__THE PROBLEM__
Extract every record, exactly as written, and ignore the pictures.

[Begin MATERIAL]

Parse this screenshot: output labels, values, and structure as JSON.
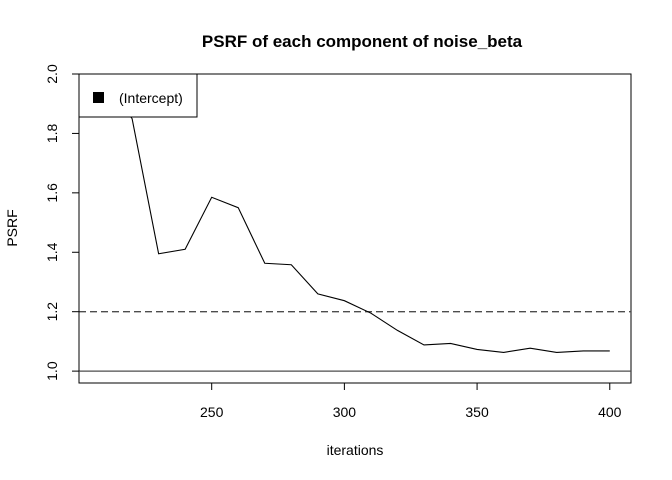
{
  "chart_data": {
    "type": "line",
    "title": "PSRF of each component of noise_beta",
    "xlabel": "iterations",
    "ylabel": "PSRF",
    "xlim": [
      200,
      408
    ],
    "ylim": [
      0.96,
      2.0
    ],
    "xticks": [
      250,
      300,
      350,
      400
    ],
    "yticks": [
      1.0,
      1.2,
      1.4,
      1.6,
      1.8,
      2.0
    ],
    "ytick_labels": [
      "1.0",
      "1.2",
      "1.4",
      "1.6",
      "1.8",
      "2.0"
    ],
    "reference_lines": [
      {
        "y": 1.0,
        "style": "solid"
      },
      {
        "y": 1.2,
        "style": "dashed"
      }
    ],
    "legend": {
      "position": "top-left",
      "entries": [
        "(Intercept)"
      ]
    },
    "series": [
      {
        "name": "(Intercept)",
        "color": "#000000",
        "x": [
          210,
          220,
          230,
          240,
          250,
          260,
          270,
          280,
          290,
          300,
          310,
          320,
          330,
          340,
          350,
          360,
          370,
          380,
          390,
          400
        ],
        "values": [
          1.96,
          1.85,
          1.395,
          1.41,
          1.585,
          1.55,
          1.363,
          1.358,
          1.26,
          1.237,
          1.195,
          1.137,
          1.088,
          1.093,
          1.073,
          1.063,
          1.077,
          1.063,
          1.068,
          1.068
        ]
      }
    ]
  }
}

[End MATERIAL]

__WRITTEN ANSWER__
Parse this screenshot: output labels, values, and structure as JSON.
{
  "chart_data": {
    "type": "line",
    "title": "PSRF of each component of noise_beta",
    "xlabel": "iterations",
    "ylabel": "PSRF",
    "xlim": [
      200,
      408
    ],
    "ylim": [
      0.96,
      2.0
    ],
    "xticks": [
      250,
      300,
      350,
      400
    ],
    "yticks": [
      1.0,
      1.2,
      1.4,
      1.6,
      1.8,
      2.0
    ],
    "ytick_labels": [
      "1.0",
      "1.2",
      "1.4",
      "1.6",
      "1.8",
      "2.0"
    ],
    "reference_lines": [
      {
        "y": 1.0,
        "style": "solid"
      },
      {
        "y": 1.2,
        "style": "dashed"
      }
    ],
    "legend": {
      "position": "top-left",
      "entries": [
        "(Intercept)"
      ]
    },
    "series": [
      {
        "name": "(Intercept)",
        "color": "#000000",
        "x": [
          210,
          220,
          230,
          240,
          250,
          260,
          270,
          280,
          290,
          300,
          310,
          320,
          330,
          340,
          350,
          360,
          370,
          380,
          390,
          400
        ],
        "values": [
          1.96,
          1.85,
          1.395,
          1.41,
          1.585,
          1.55,
          1.363,
          1.358,
          1.26,
          1.237,
          1.195,
          1.137,
          1.088,
          1.093,
          1.073,
          1.063,
          1.077,
          1.063,
          1.068,
          1.068
        ]
      }
    ]
  }
}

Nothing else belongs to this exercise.